**** Task input

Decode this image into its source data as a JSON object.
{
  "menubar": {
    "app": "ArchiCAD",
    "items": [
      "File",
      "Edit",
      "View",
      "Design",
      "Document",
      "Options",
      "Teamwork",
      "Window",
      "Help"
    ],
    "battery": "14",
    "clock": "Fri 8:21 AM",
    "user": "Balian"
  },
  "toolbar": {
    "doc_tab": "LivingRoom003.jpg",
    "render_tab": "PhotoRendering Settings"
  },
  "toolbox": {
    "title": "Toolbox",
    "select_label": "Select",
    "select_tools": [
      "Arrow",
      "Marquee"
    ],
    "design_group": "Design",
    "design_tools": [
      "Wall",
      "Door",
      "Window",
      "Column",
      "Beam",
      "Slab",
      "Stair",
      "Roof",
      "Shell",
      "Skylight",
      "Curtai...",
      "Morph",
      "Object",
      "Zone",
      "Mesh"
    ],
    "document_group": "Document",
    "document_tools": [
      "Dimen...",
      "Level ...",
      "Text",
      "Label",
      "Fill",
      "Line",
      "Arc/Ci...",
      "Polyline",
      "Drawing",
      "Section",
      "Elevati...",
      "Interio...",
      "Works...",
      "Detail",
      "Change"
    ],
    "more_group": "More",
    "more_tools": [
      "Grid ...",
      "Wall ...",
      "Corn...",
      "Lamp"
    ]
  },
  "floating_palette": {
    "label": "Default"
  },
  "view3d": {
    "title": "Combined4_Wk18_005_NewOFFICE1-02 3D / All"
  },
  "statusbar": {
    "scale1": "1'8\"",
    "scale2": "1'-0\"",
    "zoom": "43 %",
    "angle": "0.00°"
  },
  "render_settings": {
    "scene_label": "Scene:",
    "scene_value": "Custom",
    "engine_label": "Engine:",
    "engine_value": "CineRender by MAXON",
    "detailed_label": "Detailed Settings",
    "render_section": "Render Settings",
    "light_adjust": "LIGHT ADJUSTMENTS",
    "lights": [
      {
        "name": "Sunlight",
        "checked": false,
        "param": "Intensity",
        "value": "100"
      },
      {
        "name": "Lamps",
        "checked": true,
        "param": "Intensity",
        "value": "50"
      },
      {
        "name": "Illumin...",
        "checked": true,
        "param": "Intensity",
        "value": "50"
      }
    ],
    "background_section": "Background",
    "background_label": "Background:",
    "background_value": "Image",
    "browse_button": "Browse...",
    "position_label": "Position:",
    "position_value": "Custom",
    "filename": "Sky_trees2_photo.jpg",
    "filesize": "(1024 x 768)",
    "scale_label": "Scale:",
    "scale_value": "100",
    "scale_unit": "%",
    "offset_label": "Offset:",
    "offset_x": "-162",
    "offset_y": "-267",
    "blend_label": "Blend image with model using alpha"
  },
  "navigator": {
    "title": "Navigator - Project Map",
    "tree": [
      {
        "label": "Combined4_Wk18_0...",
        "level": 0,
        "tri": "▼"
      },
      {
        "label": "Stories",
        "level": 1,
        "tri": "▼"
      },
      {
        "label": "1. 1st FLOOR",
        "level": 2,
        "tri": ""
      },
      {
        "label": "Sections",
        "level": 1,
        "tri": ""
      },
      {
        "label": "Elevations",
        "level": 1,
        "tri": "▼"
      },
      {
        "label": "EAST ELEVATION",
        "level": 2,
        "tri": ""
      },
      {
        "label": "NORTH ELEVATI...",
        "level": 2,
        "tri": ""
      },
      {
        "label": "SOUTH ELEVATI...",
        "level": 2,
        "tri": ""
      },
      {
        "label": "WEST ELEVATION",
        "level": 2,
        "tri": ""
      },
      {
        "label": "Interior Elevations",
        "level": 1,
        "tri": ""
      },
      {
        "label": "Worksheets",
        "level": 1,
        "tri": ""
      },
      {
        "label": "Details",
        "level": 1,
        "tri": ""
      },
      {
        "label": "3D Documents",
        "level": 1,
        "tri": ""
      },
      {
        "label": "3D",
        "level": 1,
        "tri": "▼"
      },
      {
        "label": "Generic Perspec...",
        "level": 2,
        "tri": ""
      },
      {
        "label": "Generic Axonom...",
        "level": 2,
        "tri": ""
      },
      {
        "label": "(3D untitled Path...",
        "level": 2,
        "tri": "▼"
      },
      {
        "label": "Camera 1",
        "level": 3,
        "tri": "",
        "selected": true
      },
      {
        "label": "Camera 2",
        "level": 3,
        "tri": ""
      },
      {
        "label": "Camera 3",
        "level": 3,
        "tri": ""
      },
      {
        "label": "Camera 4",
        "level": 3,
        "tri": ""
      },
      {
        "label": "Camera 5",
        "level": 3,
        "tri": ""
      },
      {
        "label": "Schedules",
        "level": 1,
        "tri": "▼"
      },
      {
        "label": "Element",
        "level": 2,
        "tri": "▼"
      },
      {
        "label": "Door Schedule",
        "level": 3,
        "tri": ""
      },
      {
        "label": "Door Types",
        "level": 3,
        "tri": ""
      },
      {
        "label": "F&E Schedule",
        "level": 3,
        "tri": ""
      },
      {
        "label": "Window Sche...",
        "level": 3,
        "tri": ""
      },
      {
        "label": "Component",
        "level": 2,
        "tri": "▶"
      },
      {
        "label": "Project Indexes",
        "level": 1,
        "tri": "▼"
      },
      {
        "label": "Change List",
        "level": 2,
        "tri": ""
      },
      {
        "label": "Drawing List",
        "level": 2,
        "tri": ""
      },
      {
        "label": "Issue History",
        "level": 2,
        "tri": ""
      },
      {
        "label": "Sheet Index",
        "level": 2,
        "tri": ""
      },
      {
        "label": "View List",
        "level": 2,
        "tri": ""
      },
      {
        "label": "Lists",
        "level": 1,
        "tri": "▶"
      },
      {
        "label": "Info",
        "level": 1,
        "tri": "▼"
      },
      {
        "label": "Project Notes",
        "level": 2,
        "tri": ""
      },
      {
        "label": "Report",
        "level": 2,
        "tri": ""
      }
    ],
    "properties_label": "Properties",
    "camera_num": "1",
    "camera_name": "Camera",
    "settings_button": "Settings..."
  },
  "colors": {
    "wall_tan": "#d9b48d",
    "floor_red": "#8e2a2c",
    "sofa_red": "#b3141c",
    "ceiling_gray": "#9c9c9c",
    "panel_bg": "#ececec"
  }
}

********

Write an exact transcription of every entry above.

Decode this image into its source data as a JSON object.
{
  "menubar": {
    "app": "ArchiCAD",
    "items": [
      "File",
      "Edit",
      "View",
      "Design",
      "Document",
      "Options",
      "Teamwork",
      "Window",
      "Help"
    ],
    "battery": "14",
    "clock": "Fri 8:21 AM",
    "user": "Balian"
  },
  "toolbar": {
    "doc_tab": "LivingRoom003.jpg",
    "render_tab": "PhotoRendering Settings"
  },
  "toolbox": {
    "title": "Toolbox",
    "select_label": "Select",
    "select_tools": [
      "Arrow",
      "Marquee"
    ],
    "design_group": "Design",
    "design_tools": [
      "Wall",
      "Door",
      "Window",
      "Column",
      "Beam",
      "Slab",
      "Stair",
      "Roof",
      "Shell",
      "Skylight",
      "Curtai...",
      "Morph",
      "Object",
      "Zone",
      "Mesh"
    ],
    "document_group": "Document",
    "document_tools": [
      "Dimen...",
      "Level ...",
      "Text",
      "Label",
      "Fill",
      "Line",
      "Arc/Ci...",
      "Polyline",
      "Drawing",
      "Section",
      "Elevati...",
      "Interio...",
      "Works...",
      "Detail",
      "Change"
    ],
    "more_group": "More",
    "more_tools": [
      "Grid ...",
      "Wall ...",
      "Corn...",
      "Lamp"
    ]
  },
  "floating_palette": {
    "label": "Default"
  },
  "view3d": {
    "title": "Combined4_Wk18_005_NewOFFICE1-02 3D / All"
  },
  "statusbar": {
    "scale1": "1'8\"",
    "scale2": "1'-0\"",
    "zoom": "43 %",
    "angle": "0.00°"
  },
  "render_settings": {
    "scene_label": "Scene:",
    "scene_value": "Custom",
    "engine_label": "Engine:",
    "engine_value": "CineRender by MAXON",
    "detailed_label": "Detailed Settings",
    "render_section": "Render Settings",
    "light_adjust": "LIGHT ADJUSTMENTS",
    "lights": [
      {
        "name": "Sunlight",
        "checked": false,
        "param": "Intensity",
        "value": "100"
      },
      {
        "name": "Lamps",
        "checked": true,
        "param": "Intensity",
        "value": "50"
      },
      {
        "name": "Illumin...",
        "checked": true,
        "param": "Intensity",
        "value": "50"
      }
    ],
    "background_section": "Background",
    "background_label": "Background:",
    "background_value": "Image",
    "browse_button": "Browse...",
    "position_label": "Position:",
    "position_value": "Custom",
    "filename": "Sky_trees2_photo.jpg",
    "filesize": "(1024 x 768)",
    "scale_label": "Scale:",
    "scale_value": "100",
    "scale_unit": "%",
    "offset_label": "Offset:",
    "offset_x": "-162",
    "offset_y": "-267",
    "blend_label": "Blend image with model using alpha"
  },
  "navigator": {
    "title": "Navigator - Project Map",
    "tree": [
      {
        "label": "Combined4_Wk18_0...",
        "level": 0,
        "tri": "▼"
      },
      {
        "label": "Stories",
        "level": 1,
        "tri": "▼"
      },
      {
        "label": "1. 1st FLOOR",
        "level": 2,
        "tri": ""
      },
      {
        "label": "Sections",
        "level": 1,
        "tri": ""
      },
      {
        "label": "Elevations",
        "level": 1,
        "tri": "▼"
      },
      {
        "label": "EAST ELEVATION",
        "level": 2,
        "tri": ""
      },
      {
        "label": "NORTH ELEVATI...",
        "level": 2,
        "tri": ""
      },
      {
        "label": "SOUTH ELEVATI...",
        "level": 2,
        "tri": ""
      },
      {
        "label": "WEST ELEVATION",
        "level": 2,
        "tri": ""
      },
      {
        "label": "Interior Elevations",
        "level": 1,
        "tri": ""
      },
      {
        "label": "Worksheets",
        "level": 1,
        "tri": ""
      },
      {
        "label": "Details",
        "level": 1,
        "tri": ""
      },
      {
        "label": "3D Documents",
        "level": 1,
        "tri": ""
      },
      {
        "label": "3D",
        "level": 1,
        "tri": "▼"
      },
      {
        "label": "Generic Perspec...",
        "level": 2,
        "tri": ""
      },
      {
        "label": "Generic Axonom...",
        "level": 2,
        "tri": ""
      },
      {
        "label": "(3D untitled Path...",
        "level": 2,
        "tri": "▼"
      },
      {
        "label": "Camera 1",
        "level": 3,
        "tri": "",
        "selected": true
      },
      {
        "label": "Camera 2",
        "level": 3,
        "tri": ""
      },
      {
        "label": "Camera 3",
        "level": 3,
        "tri": ""
      },
      {
        "label": "Camera 4",
        "level": 3,
        "tri": ""
      },
      {
        "label": "Camera 5",
        "level": 3,
        "tri": ""
      },
      {
        "label": "Schedules",
        "level": 1,
        "tri": "▼"
      },
      {
        "label": "Element",
        "level": 2,
        "tri": "▼"
      },
      {
        "label": "Door Schedule",
        "level": 3,
        "tri": ""
      },
      {
        "label": "Door Types",
        "level": 3,
        "tri": ""
      },
      {
        "label": "F&E Schedule",
        "level": 3,
        "tri": ""
      },
      {
        "label": "Window Sche...",
        "level": 3,
        "tri": ""
      },
      {
        "label": "Component",
        "level": 2,
        "tri": "▶"
      },
      {
        "label": "Project Indexes",
        "level": 1,
        "tri": "▼"
      },
      {
        "label": "Change List",
        "level": 2,
        "tri": ""
      },
      {
        "label": "Drawing List",
        "level": 2,
        "tri": ""
      },
      {
        "label": "Issue History",
        "level": 2,
        "tri": ""
      },
      {
        "label": "Sheet Index",
        "level": 2,
        "tri": ""
      },
      {
        "label": "View List",
        "level": 2,
        "tri": ""
      },
      {
        "label": "Lists",
        "level": 1,
        "tri": "▶"
      },
      {
        "label": "Info",
        "level": 1,
        "tri": "▼"
      },
      {
        "label": "Project Notes",
        "level": 2,
        "tri": ""
      },
      {
        "label": "Report",
        "level": 2,
        "tri": ""
      }
    ],
    "properties_label": "Properties",
    "camera_num": "1",
    "camera_name": "Camera",
    "settings_button": "Settings..."
  },
  "colors": {
    "wall_tan": "#d9b48d",
    "floor_red": "#8e2a2c",
    "sofa_red": "#b3141c",
    "ceiling_gray": "#9c9c9c",
    "panel_bg": "#ececec"
  }
}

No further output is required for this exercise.